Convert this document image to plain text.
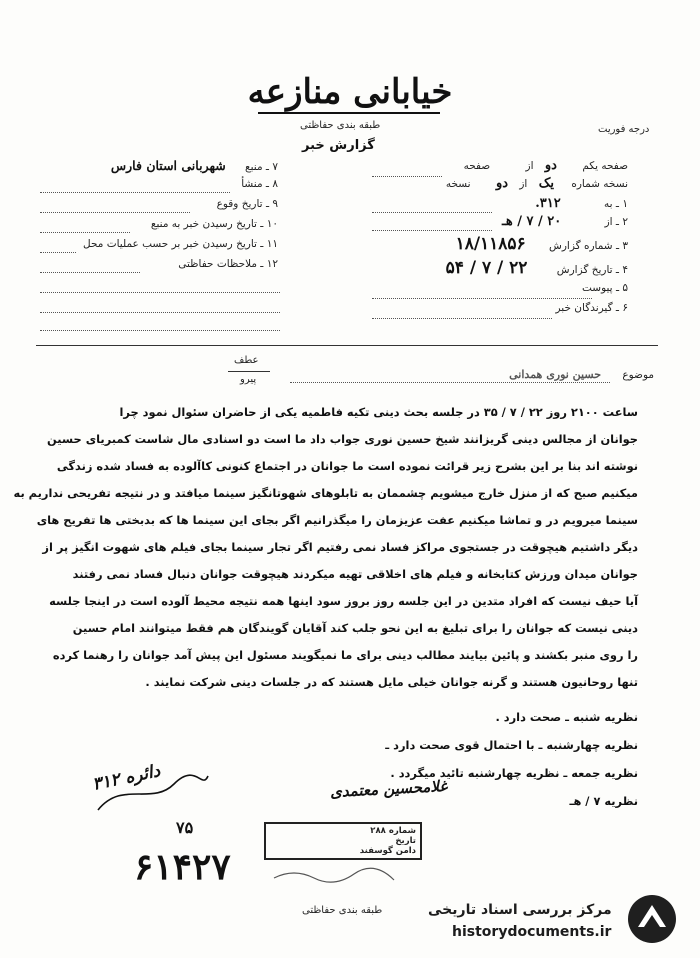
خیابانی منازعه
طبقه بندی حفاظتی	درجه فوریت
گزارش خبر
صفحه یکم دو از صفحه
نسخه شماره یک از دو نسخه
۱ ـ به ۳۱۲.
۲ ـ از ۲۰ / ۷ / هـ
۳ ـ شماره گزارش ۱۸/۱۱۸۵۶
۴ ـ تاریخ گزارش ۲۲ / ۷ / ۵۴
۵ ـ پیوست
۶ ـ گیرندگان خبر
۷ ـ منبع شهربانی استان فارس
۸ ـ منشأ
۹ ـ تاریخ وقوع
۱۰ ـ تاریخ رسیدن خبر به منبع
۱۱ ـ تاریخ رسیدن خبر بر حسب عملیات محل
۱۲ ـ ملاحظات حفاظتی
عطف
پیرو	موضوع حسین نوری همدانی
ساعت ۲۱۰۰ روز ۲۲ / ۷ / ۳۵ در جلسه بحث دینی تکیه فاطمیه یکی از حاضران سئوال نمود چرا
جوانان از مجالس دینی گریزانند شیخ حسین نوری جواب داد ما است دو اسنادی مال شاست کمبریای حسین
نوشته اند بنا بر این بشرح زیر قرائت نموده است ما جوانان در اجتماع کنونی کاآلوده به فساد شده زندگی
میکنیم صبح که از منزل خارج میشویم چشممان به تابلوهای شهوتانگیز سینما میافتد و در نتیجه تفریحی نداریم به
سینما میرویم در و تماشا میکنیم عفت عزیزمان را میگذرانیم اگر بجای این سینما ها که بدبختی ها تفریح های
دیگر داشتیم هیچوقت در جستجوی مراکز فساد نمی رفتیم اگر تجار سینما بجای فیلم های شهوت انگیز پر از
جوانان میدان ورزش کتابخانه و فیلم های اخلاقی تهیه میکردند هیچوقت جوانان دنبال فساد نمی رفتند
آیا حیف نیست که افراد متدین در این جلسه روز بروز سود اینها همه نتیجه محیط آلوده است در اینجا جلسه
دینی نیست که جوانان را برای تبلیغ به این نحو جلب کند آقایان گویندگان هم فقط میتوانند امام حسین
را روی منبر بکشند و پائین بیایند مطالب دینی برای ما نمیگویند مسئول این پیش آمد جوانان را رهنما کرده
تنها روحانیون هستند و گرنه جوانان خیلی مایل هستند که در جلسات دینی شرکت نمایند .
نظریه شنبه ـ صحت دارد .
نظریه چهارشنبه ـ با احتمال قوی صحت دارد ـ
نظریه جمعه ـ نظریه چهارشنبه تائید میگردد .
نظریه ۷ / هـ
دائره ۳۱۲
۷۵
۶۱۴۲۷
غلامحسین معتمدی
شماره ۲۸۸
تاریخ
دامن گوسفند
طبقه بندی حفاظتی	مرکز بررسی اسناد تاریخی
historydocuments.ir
..........
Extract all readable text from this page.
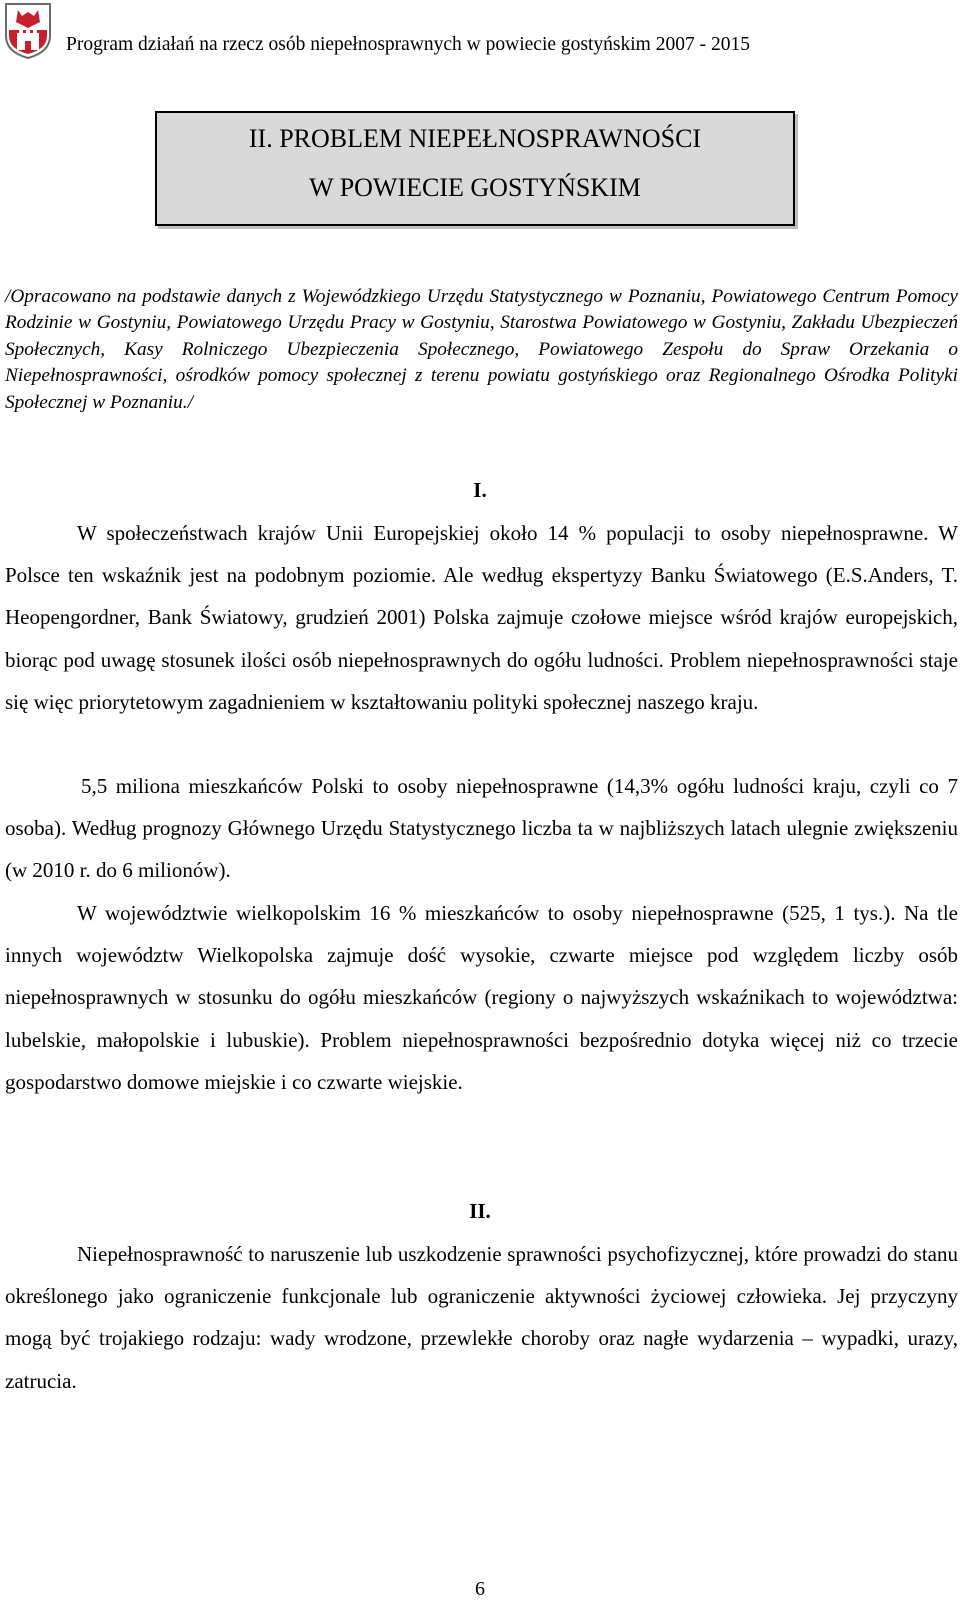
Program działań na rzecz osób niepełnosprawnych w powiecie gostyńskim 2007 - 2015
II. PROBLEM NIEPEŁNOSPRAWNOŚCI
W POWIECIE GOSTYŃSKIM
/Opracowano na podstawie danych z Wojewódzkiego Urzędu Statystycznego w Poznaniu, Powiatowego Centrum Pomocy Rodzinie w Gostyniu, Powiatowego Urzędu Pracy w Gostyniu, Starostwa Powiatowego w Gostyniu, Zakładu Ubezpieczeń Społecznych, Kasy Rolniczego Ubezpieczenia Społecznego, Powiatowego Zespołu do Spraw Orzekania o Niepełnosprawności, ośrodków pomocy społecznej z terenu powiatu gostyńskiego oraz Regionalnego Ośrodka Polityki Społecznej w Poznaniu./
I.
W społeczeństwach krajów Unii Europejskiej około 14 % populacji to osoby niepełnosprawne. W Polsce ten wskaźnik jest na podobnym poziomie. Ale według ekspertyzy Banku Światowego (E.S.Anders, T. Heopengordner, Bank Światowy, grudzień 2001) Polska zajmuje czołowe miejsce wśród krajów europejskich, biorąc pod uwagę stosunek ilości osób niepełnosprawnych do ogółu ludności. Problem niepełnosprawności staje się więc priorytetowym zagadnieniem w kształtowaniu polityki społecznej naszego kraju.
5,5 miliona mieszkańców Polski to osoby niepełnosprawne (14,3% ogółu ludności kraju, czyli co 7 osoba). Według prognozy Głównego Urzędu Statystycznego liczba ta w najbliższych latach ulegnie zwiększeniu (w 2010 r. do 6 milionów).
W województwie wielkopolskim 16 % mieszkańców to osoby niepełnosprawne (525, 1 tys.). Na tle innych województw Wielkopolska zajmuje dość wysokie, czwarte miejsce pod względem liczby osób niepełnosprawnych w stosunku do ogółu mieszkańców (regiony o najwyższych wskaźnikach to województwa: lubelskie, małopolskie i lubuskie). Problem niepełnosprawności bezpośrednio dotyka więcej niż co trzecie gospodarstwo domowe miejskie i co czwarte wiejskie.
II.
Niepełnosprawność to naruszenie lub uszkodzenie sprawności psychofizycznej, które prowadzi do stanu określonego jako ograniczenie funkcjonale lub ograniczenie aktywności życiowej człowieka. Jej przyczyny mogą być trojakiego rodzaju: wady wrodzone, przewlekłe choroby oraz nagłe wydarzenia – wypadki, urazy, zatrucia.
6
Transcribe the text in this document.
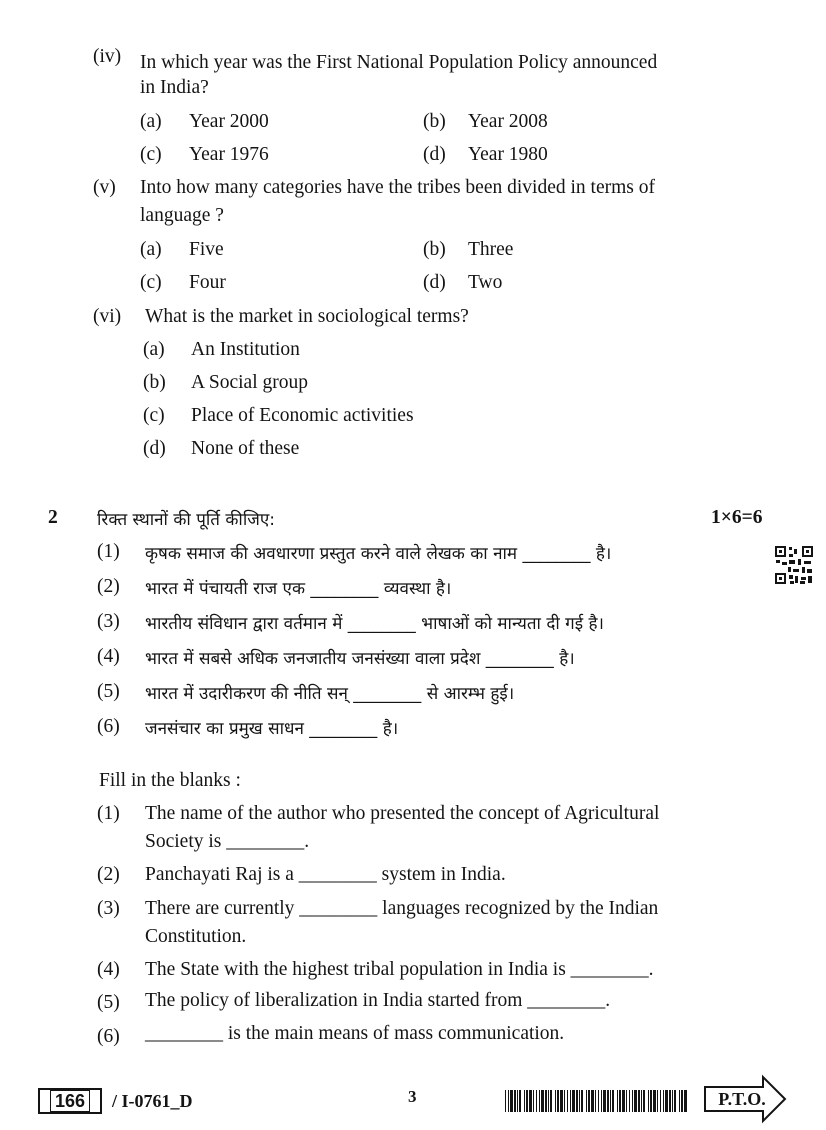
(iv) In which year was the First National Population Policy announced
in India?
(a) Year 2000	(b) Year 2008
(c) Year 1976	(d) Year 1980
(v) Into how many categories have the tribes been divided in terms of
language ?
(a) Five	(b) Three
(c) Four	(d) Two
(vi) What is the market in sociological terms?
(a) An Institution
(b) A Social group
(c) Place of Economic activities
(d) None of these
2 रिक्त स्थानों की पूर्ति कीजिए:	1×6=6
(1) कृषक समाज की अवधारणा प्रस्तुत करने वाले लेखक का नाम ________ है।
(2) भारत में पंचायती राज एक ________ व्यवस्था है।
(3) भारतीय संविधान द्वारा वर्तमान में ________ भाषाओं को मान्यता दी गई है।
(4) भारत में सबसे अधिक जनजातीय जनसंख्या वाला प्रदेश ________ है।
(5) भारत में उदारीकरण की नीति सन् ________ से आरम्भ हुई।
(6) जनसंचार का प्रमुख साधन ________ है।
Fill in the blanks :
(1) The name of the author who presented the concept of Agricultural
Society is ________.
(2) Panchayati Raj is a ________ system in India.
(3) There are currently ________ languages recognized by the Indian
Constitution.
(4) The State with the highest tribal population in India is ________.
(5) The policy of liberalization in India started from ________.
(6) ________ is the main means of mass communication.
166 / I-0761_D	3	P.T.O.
..........
◆ EXERCISE TASK ◆
Take every line above carrying "oraz" and return it.

◆ THE OUTPUT ◆
/Opracowano na podstawie danych z Wojewódzkiego Urzędu Statystycznego w Poznaniu, Powiatowego Centrum Pomocy Rodzinie w Gostyniu, Powiatowego Urzędu Pracy w Gostyniu, Starostwa Powiatowego w Gostyniu, Zakładu Ubezpieczeń Społecznych, Kasy Rolniczego Ubezpieczenia Społecznego, Powiatowego Zespołu do Spraw Orzekania o Niepełnosprawności, ośrodków pomocy społecznej z terenu powiatu gostyńskiego oraz Regionalnego Ośrodka Polityki Społecznej w Poznaniu./
Niepełnosprawność to naruszenie lub uszkodzenie sprawności psychofizycznej, które prowadzi do stanu określonego jako ograniczenie funkcjonale lub ograniczenie aktywności życiowej człowieka. Jej przyczyny mogą być trojakiego rodzaju: wady wrodzone, przewlekłe choroby oraz nagłe wydarzenia – wypadki, urazy, zatrucia.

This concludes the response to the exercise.